Extrait du document:

════════════════════

Lee ne s’en montre guère perturbé. Il entend ces reproches mais sait bien que son film y répond… avec l’appui de la réalité politique dominant (et divisant) son pays. Il n’a pas caché le fait que BlacKkKlansman pointait du doigt, très directement, Donald Trump. Lequel, avec son improbable mèche teinte et sa rage de tweeter à tort et à travers, avec son langage ordurier et ses incessants revirements liés à un caractère instable, offre une image hallucinante du sommet du pouvoir dans la plus grande démocratie mondiale. Ce qu’aucun humoriste, aucun caricaturiste n’aurait oser imaginer par peur d’être accusé de grossir le trait, le président le fait. Et s’en déclare heureux. De quoi démontrer qu’on peut être tout à la fois risible et nuisible, grotesque et dangereux. BlacKkKlansman apparaissant dès lors comme une sorte de métaphore presque parfaite, à peine décalée, de la situation au faîte de l’État.

Choix et conséquences

Une farce, oui, mais terrifiante au fond. Une manière de pamphlet indirect, de tarte à la crème cinématographique expédiée au visage d’un dirigeant mettant sur le même pied néonazis et antifascistes, et dont l' » America First » célèbre une Amérique au visage essentiellement blanc et surarmée.

════════════════════

Exercice proposé a: Dans les enregistrements, recopiez à l'identique le passage qui s'ouvre sur la ligne contenant "sidebar-item[interactable]: ァ [0, 211, 97, 235]" et se clôt sur la ligne contenant "sidebar-item[interactable]: リ [0, 163, 97, 187]", ces deux lignes comprises.
L'extrait et les enregistrements proviennent de sources distinctes.

════════════════════

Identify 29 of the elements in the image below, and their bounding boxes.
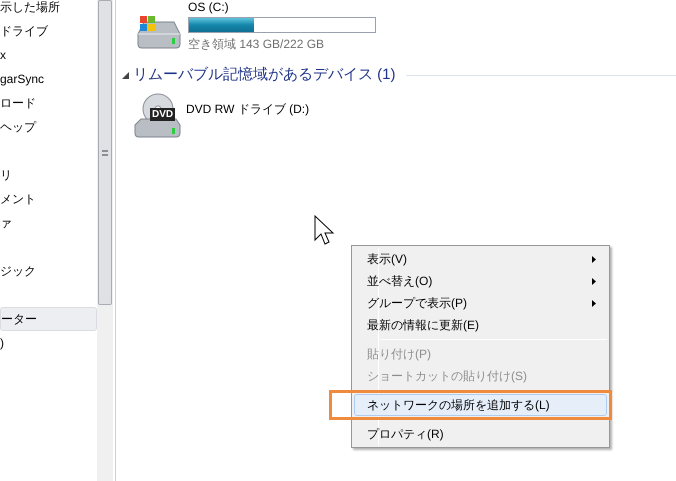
sidebar-item[interactable]: ァ [0, 211, 97, 235]
sidebar-item[interactable]: 示した場所 [0, 0, 97, 19]
submenu-arrow-icon [592, 256, 596, 262]
sidebar-item[interactable]: x [0, 43, 97, 67]
sidebar-item[interactable]: ヘップ [0, 115, 97, 139]
drive-name: OS (C:) [188, 0, 230, 14]
menu-item[interactable]: 表示(V) [354, 248, 607, 270]
sidebar-item[interactable]: ーター [0, 307, 97, 331]
sidebar-item[interactable]: ジック [0, 259, 97, 283]
sidebar-item[interactable]: ) [0, 331, 97, 355]
menu-item[interactable]: ネットワークの場所を追加する(L) [354, 394, 607, 416]
sidebar-item[interactable]: ロード [0, 91, 97, 115]
submenu-arrow-icon [592, 278, 596, 284]
sidebar-item[interactable]: garSync [0, 67, 97, 91]
free-space-text: 空き領域 143 GB/222 GB [188, 37, 326, 51]
collapse-icon[interactable] [122, 72, 129, 79]
menu-item[interactable]: グループで表示(P) [354, 292, 607, 314]
sidebar-item[interactable]: メント [0, 187, 97, 211]
drive-name: DVD RW ドライブ (D:) [186, 100, 310, 118]
menu-item[interactable]: プロパティ(R) [354, 423, 607, 445]
menu-item[interactable]: 最新の情報に更新(E) [354, 314, 607, 336]
section-title[interactable]: リムーバブル記憶域があるデバイス (1) [133, 64, 396, 86]
sidebar-item[interactable]: リ [0, 163, 97, 187]
mouse-cursor-icon [314, 215, 336, 247]
submenu-arrow-icon [592, 300, 596, 306]
sidebar-item[interactable]: ドライブ [0, 19, 97, 43]
dvd-badge: DVD [150, 108, 176, 120]
scrollbar-thumb[interactable] [98, 0, 112, 305]
menu-item[interactable]: 並べ替え(O) [354, 270, 607, 292]
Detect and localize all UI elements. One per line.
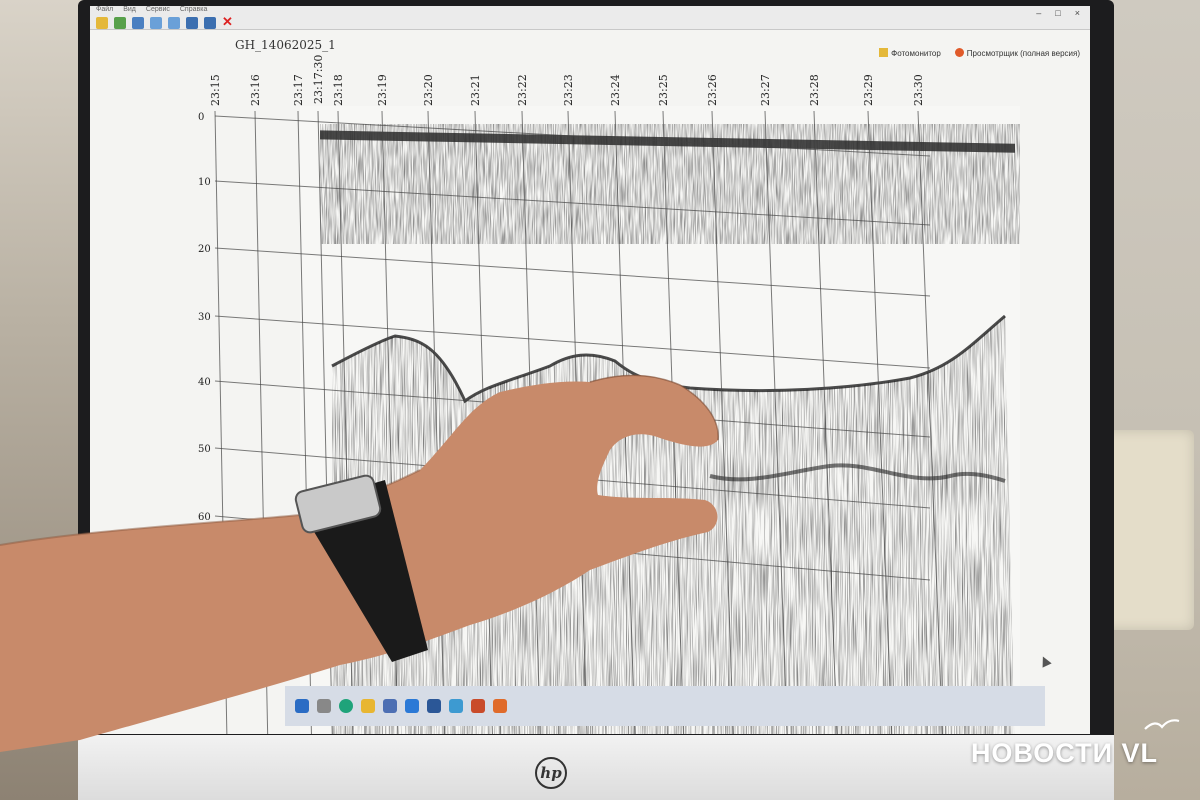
depth-tick-label: 40 xyxy=(198,377,211,388)
watermark-text: НОВОСТИ VL xyxy=(970,738,1158,768)
time-tick-label: 23:17 xyxy=(292,74,305,106)
time-tick-label: 23:30 xyxy=(912,74,925,106)
word-icon[interactable] xyxy=(427,699,441,713)
hp-logo: hp xyxy=(535,757,567,789)
time-axis-labels: 23:15 23:16 23:17 23:17:30 23:18 23:19 23:20 23… xyxy=(209,55,925,106)
time-tick-label: 23:23 xyxy=(562,74,575,106)
grid-vline xyxy=(214,110,228,734)
time-tick-label: 23:26 xyxy=(706,74,719,106)
search-icon[interactable] xyxy=(317,699,331,713)
depth-tick-label: 20 xyxy=(198,244,211,255)
time-tick-label: 23:24 xyxy=(609,74,622,106)
time-tick-label: 23:22 xyxy=(516,74,529,106)
depth-tick-label: 60 xyxy=(198,512,211,523)
taskbar xyxy=(285,686,1045,726)
depth-axis-labels: 0 10 20 30 40 50 60 xyxy=(198,112,211,523)
app-icon[interactable] xyxy=(493,699,507,713)
app-icon[interactable] xyxy=(471,699,485,713)
monitor-screen: ✕ Файл Вид Сервис Справка – □ × GH_14062… xyxy=(90,6,1090,734)
depth-tick-label: 30 xyxy=(198,312,211,323)
time-tick-label: 23:29 xyxy=(862,74,875,106)
gull-logo-icon xyxy=(1144,719,1180,730)
echogram-plot[interactable]: 23:15 23:16 23:17 23:17:30 23:18 23:19 23:20 23… xyxy=(90,6,1090,734)
monitor-chin xyxy=(78,735,1114,800)
time-tick-label: 23:20 xyxy=(422,74,435,106)
store-icon[interactable] xyxy=(383,699,397,713)
time-tick-label: 23:27 xyxy=(759,74,772,106)
time-tick-label: 23:28 xyxy=(808,74,821,106)
app-icon[interactable] xyxy=(449,699,463,713)
depth-tick-label: 50 xyxy=(198,444,211,455)
time-tick-label: 23:21 xyxy=(469,74,482,106)
time-tick-label: 23:17:30 xyxy=(312,55,325,104)
depth-tick-label: 0 xyxy=(198,112,204,123)
windows-icon[interactable] xyxy=(295,699,309,713)
time-tick-label: 23:25 xyxy=(657,74,670,106)
time-tick-label: 23:18 xyxy=(332,74,345,106)
time-tick-label: 23:19 xyxy=(376,74,389,106)
depth-tick-label: 10 xyxy=(198,177,211,188)
time-tick-label: 23:15 xyxy=(209,74,222,106)
grid-vline xyxy=(254,110,269,734)
explorer-icon[interactable] xyxy=(361,699,375,713)
mail-icon[interactable] xyxy=(405,699,419,713)
edge-icon[interactable] xyxy=(339,699,353,713)
time-tick-label: 23:16 xyxy=(249,74,262,106)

════════════════════

Exercice proposé b: D'après l'extrait, quel dirigeant BlacKkKlansman pointe-t-il du doigt très directement ?

Réponse a:
sidebar-item[interactable]: ァ [0, 211, 97, 235]
sidebar-item[interactable]: 示した場所 [0, 0, 97, 19]
submenu-arrow-icon [592, 256, 596, 262]
sidebar-item[interactable]: x [0, 43, 97, 67]
sidebar-item[interactable]: ヘップ [0, 115, 97, 139]
drive-name: OS (C:) [188, 0, 230, 14]
menu-item[interactable]: 表示(V) [354, 248, 607, 270]
sidebar-item[interactable]: ーター [0, 307, 97, 331]
sidebar-item[interactable]: ジック [0, 259, 97, 283]
sidebar-item[interactable]: ) [0, 331, 97, 355]
menu-item[interactable]: ネットワークの場所を追加する(L) [354, 394, 607, 416]
sidebar-item[interactable]: ロード [0, 91, 97, 115]
submenu-arrow-icon [592, 278, 596, 284]
sidebar-item[interactable]: garSync [0, 67, 97, 91]
free-space-text: 空き領域 143 GB/222 GB [188, 37, 326, 51]
collapse-icon[interactable] [122, 72, 129, 79]
menu-item[interactable]: グループで表示(P) [354, 292, 607, 314]
sidebar-item[interactable]: メント [0, 187, 97, 211]
drive-name: DVD RW ドライブ (D:) [186, 100, 310, 118]
menu-item[interactable]: プロパティ(R) [354, 423, 607, 445]
menu-item[interactable]: 最新の情報に更新(E) [354, 314, 607, 336]
section-title[interactable]: リムーバブル記憶域があるデバイス (1) [133, 64, 396, 86]
sidebar-item[interactable]: リ [0, 163, 97, 187]

Réponse b: Donald Trump.